REQUIREMENTS:
Reproduce the records exactly.

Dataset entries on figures
^^^^^^^^^^^^^^^^
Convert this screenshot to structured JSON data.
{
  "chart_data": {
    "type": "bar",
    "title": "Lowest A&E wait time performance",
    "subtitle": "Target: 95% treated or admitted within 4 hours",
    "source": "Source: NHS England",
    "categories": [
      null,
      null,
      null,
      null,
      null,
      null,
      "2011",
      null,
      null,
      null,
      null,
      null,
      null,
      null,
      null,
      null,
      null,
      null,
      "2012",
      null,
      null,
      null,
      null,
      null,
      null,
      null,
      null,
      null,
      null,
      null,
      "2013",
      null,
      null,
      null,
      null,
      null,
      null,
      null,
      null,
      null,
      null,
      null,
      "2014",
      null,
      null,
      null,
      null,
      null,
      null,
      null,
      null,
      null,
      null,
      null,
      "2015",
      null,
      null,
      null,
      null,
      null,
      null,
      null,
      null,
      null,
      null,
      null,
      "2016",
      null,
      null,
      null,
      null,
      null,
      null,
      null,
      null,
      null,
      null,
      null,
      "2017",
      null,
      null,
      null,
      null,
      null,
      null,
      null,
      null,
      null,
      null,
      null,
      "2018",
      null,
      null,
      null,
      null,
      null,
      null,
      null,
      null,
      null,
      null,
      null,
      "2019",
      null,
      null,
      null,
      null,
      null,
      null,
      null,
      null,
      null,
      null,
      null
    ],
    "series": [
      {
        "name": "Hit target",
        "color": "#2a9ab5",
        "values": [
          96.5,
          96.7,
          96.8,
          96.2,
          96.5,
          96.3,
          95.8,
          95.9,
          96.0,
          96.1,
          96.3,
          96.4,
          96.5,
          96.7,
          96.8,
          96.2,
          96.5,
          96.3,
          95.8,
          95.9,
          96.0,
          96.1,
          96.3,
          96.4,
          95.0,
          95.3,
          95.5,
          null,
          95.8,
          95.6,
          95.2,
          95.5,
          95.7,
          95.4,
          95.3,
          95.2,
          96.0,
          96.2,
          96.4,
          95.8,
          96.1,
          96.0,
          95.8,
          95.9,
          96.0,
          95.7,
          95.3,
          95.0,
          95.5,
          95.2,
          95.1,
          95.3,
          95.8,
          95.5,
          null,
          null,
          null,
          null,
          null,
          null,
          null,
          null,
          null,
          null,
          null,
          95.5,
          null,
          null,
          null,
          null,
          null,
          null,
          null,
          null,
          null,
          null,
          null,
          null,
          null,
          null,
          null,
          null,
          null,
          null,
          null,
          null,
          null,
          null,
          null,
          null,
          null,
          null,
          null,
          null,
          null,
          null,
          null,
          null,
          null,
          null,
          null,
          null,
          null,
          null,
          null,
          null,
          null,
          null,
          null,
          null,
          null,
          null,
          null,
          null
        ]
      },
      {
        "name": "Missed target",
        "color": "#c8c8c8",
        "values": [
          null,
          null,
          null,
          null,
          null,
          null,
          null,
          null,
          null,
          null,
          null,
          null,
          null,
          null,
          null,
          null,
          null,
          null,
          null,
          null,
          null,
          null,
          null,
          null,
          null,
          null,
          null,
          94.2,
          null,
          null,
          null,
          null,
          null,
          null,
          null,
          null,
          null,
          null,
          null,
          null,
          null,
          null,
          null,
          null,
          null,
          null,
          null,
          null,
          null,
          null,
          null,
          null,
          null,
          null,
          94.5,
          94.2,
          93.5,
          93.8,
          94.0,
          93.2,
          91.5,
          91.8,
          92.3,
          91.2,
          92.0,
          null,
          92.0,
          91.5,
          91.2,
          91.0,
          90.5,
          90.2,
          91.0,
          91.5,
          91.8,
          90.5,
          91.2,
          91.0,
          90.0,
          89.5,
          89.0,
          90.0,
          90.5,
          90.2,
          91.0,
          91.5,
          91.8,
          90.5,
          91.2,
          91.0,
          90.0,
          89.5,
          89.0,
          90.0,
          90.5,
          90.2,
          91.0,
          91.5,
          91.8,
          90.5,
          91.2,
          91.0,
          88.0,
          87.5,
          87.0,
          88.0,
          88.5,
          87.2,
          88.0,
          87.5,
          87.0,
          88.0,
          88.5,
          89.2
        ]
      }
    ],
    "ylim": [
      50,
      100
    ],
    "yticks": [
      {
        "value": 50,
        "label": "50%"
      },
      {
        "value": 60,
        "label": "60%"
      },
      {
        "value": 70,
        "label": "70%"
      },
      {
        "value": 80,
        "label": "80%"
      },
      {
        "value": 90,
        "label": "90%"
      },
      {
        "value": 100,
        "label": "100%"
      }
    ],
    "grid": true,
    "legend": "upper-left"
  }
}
^^^^^^^^^^^^^^^^
EXERCISE RESULT:
Convert this screenshot to structured JSON data.
{
  "chart_data": {
    "type": "bar",
    "title": "Lowest A&E wait time performance",
    "subtitle": "Target: 95% treated or admitted within 4 hours",
    "source": "Source: NHS England",
    "categories": [
      null,
      null,
      null,
      null,
      null,
      null,
      "2011",
      null,
      null,
      null,
      null,
      null,
      null,
      null,
      null,
      null,
      null,
      null,
      "2012",
      null,
      null,
      null,
      null,
      null,
      null,
      null,
      null,
      null,
      null,
      null,
      "2013",
      null,
      null,
      null,
      null,
      null,
      null,
      null,
      null,
      null,
      null,
      null,
      "2014",
      null,
      null,
      null,
      null,
      null,
      null,
      null,
      null,
      null,
      null,
      null,
      "2015",
      null,
      null,
      null,
      null,
      null,
      null,
      null,
      null,
      null,
      null,
      null,
      "2016",
      null,
      null,
      null,
      null,
      null,
      null,
      null,
      null,
      null,
      null,
      null,
      "2017",
      null,
      null,
      null,
      null,
      null,
      null,
      null,
      null,
      null,
      null,
      null,
      "2018",
      null,
      null,
      null,
      null,
      null,
      null,
      null,
      null,
      null,
      null,
      null,
      "2019",
      null,
      null,
      null,
      null,
      null,
      null,
      null,
      null,
      null,
      null,
      null
    ],
    "series": [
      {
        "name": "Hit target",
        "color": "#2a9ab5",
        "values": [
          96.5,
          96.7,
          96.8,
          96.2,
          96.5,
          96.3,
          95.8,
          95.9,
          96.0,
          96.1,
          96.3,
          96.4,
          96.5,
          96.7,
          96.8,
          96.2,
          96.5,
          96.3,
          95.8,
          95.9,
          96.0,
          96.1,
          96.3,
          96.4,
          95.0,
          95.3,
          95.5,
          null,
          95.8,
          95.6,
          95.2,
          95.5,
          95.7,
          95.4,
          95.3,
          95.2,
          96.0,
          96.2,
          96.4,
          95.8,
          96.1,
          96.0,
          95.8,
          95.9,
          96.0,
          95.7,
          95.3,
          95.0,
          95.5,
          95.2,
          95.1,
          95.3,
          95.8,
          95.5,
          null,
          null,
          null,
          null,
          null,
          null,
          null,
          null,
          null,
          null,
          null,
          95.5,
          null,
          null,
          null,
          null,
          null,
          null,
          null,
          null,
          null,
          null,
          null,
          null,
          null,
          null,
          null,
          null,
          null,
          null,
          null,
          null,
          null,
          null,
          null,
          null,
          null,
          null,
          null,
          null,
          null,
          null,
          null,
          null,
          null,
          null,
          null,
          null,
          null,
          null,
          null,
          null,
          null,
          null,
          null,
          null,
          null,
          null,
          null,
          null
        ]
      },
      {
        "name": "Missed target",
        "color": "#c8c8c8",
        "values": [
          null,
          null,
          null,
          null,
          null,
          null,
          null,
          null,
          null,
          null,
          null,
          null,
          null,
          null,
          null,
          null,
          null,
          null,
          null,
          null,
          null,
          null,
          null,
          null,
          null,
          null,
          null,
          94.2,
          null,
          null,
          null,
          null,
          null,
          null,
          null,
          null,
          null,
          null,
          null,
          null,
          null,
          null,
          null,
          null,
          null,
          null,
          null,
          null,
          null,
          null,
          null,
          null,
          null,
          null,
          94.5,
          94.2,
          93.5,
          93.8,
          94.0,
          93.2,
          91.5,
          91.8,
          92.3,
          91.2,
          92.0,
          null,
          92.0,
          91.5,
          91.2,
          91.0,
          90.5,
          90.2,
          91.0,
          91.5,
          91.8,
          90.5,
          91.2,
          91.0,
          90.0,
          89.5,
          89.0,
          90.0,
          90.5,
          90.2,
          91.0,
          91.5,
          91.8,
          90.5,
          91.2,
          91.0,
          90.0,
          89.5,
          89.0,
          90.0,
          90.5,
          90.2,
          91.0,
          91.5,
          91.8,
          90.5,
          91.2,
          91.0,
          88.0,
          87.5,
          87.0,
          88.0,
          88.5,
          87.2,
          88.0,
          87.5,
          87.0,
          88.0,
          88.5,
          89.2
        ]
      }
    ],
    "ylim": [
      50,
      100
    ],
    "yticks": [
      {
        "value": 50,
        "label": "50%"
      },
      {
        "value": 60,
        "label": "60%"
      },
      {
        "value": 70,
        "label": "70%"
      },
      {
        "value": 80,
        "label": "80%"
      },
      {
        "value": 90,
        "label": "90%"
      },
      {
        "value": 100,
        "label": "100%"
      }
    ],
    "grid": true,
    "legend": "upper-left"
  }
}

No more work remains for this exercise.